*YOUR OBJECTIVE*
Rewrite everything from the start of the records down to the line containing "left-stamp-strip: [71, 200, 217, 1566]", replacing "дренирующих грунтах" with "скальных грунтах" and leaving all else as it is.

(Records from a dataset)
----
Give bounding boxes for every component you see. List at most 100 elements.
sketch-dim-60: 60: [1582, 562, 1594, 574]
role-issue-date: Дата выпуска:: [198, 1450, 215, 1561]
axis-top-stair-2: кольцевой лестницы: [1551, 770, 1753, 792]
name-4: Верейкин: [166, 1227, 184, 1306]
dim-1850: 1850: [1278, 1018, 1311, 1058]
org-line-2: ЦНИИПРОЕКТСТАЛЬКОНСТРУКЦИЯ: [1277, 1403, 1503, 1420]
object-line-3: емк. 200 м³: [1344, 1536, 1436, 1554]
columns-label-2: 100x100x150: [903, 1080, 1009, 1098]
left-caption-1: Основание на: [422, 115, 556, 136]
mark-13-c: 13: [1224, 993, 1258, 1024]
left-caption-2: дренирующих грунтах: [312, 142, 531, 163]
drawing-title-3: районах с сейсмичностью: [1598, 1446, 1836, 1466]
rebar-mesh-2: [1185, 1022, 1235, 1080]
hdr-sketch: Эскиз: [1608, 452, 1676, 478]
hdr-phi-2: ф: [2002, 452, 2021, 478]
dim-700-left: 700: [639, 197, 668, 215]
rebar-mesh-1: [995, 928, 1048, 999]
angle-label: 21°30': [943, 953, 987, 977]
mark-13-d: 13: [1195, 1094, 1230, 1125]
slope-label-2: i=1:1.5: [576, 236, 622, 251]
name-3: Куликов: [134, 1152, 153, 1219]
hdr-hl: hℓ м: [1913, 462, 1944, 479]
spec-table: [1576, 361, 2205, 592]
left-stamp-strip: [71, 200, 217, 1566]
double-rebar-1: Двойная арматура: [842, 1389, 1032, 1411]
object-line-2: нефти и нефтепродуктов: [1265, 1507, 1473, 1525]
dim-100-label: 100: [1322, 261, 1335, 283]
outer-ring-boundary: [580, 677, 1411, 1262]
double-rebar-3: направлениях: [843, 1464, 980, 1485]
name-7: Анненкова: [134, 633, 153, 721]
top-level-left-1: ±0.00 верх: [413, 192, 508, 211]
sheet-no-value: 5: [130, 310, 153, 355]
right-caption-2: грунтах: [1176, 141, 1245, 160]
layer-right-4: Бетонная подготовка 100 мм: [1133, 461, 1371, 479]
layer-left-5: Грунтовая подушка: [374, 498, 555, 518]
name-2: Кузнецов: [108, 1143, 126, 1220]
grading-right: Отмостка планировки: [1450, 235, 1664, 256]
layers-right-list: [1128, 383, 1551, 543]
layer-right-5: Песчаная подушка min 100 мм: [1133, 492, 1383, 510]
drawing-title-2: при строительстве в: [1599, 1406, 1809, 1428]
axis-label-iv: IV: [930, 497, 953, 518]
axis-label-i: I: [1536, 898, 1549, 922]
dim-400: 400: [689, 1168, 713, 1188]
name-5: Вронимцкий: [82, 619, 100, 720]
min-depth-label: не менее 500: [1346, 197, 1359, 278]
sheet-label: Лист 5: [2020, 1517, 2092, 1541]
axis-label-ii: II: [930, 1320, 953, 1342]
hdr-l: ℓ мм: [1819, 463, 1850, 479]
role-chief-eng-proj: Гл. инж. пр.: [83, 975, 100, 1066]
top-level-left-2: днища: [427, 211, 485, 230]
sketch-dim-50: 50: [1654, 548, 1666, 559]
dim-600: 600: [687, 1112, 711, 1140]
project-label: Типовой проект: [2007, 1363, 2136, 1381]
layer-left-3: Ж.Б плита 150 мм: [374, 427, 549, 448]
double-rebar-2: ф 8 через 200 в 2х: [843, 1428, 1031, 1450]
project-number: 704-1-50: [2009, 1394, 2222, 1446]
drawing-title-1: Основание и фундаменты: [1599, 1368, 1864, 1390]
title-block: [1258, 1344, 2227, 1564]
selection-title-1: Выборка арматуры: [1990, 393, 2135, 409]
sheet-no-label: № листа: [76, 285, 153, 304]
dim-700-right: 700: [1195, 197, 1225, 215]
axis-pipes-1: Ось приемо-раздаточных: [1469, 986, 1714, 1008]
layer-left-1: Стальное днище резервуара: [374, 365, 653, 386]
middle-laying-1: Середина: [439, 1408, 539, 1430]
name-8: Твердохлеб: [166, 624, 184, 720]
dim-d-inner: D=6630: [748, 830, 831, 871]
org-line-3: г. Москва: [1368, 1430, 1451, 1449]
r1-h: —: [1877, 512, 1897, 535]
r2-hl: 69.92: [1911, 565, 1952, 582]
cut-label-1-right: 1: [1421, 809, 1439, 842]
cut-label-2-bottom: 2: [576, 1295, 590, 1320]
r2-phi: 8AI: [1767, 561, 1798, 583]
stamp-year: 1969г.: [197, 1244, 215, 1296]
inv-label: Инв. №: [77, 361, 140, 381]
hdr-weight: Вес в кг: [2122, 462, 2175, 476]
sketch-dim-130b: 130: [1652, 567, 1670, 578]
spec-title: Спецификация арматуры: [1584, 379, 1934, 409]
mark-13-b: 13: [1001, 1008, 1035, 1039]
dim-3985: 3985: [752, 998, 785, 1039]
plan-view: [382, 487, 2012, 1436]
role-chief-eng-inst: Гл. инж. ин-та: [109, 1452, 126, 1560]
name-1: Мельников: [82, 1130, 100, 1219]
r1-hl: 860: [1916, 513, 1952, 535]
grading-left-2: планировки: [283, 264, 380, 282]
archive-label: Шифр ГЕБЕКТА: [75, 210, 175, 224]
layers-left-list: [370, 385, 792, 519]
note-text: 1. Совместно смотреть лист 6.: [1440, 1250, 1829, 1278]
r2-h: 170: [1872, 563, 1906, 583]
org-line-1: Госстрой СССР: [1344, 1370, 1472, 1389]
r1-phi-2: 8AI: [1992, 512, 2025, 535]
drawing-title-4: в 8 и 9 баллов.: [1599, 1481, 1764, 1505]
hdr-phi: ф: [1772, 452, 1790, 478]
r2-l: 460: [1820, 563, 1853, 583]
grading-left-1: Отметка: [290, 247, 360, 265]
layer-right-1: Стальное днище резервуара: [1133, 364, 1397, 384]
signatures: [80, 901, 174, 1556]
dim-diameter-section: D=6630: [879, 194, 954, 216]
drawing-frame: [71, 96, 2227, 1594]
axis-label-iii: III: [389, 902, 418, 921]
----
*TASK RESPONSE*
Give bounding boxes for every component you see. List at most 100 elements.
sketch-dim-60: 60: [1582, 562, 1594, 574]
role-issue-date: Дата выпуска:: [198, 1450, 215, 1561]
axis-top-stair-2: кольцевой лестницы: [1551, 770, 1753, 792]
name-4: Верейкин: [166, 1227, 184, 1306]
dim-1850: 1850: [1278, 1018, 1311, 1058]
org-line-2: ЦНИИПРОЕКТСТАЛЬКОНСТРУКЦИЯ: [1277, 1403, 1503, 1420]
object-line-3: емк. 200 м³: [1344, 1536, 1436, 1554]
columns-label-2: 100x100x150: [903, 1080, 1009, 1098]
left-caption-1: Основание на: [422, 115, 556, 136]
mark-13-c: 13: [1224, 993, 1258, 1024]
left-caption-2: скальных грунтах: [312, 142, 531, 163]
drawing-title-3: районах с сейсмичностью: [1598, 1446, 1836, 1466]
rebar-mesh-2: [1185, 1022, 1235, 1080]
hdr-sketch: Эскиз: [1608, 452, 1676, 478]
hdr-phi-2: ф: [2002, 452, 2021, 478]
dim-700-left: 700: [639, 197, 668, 215]
rebar-mesh-1: [995, 928, 1048, 999]
angle-label: 21°30': [943, 953, 987, 977]
mark-13-d: 13: [1195, 1094, 1230, 1125]
slope-label-2: i=1:1.5: [576, 236, 622, 251]
name-3: Куликов: [134, 1152, 153, 1219]
hdr-hl: hℓ м: [1913, 462, 1944, 479]
spec-table: [1576, 361, 2205, 592]
left-stamp-strip: [71, 200, 217, 1566]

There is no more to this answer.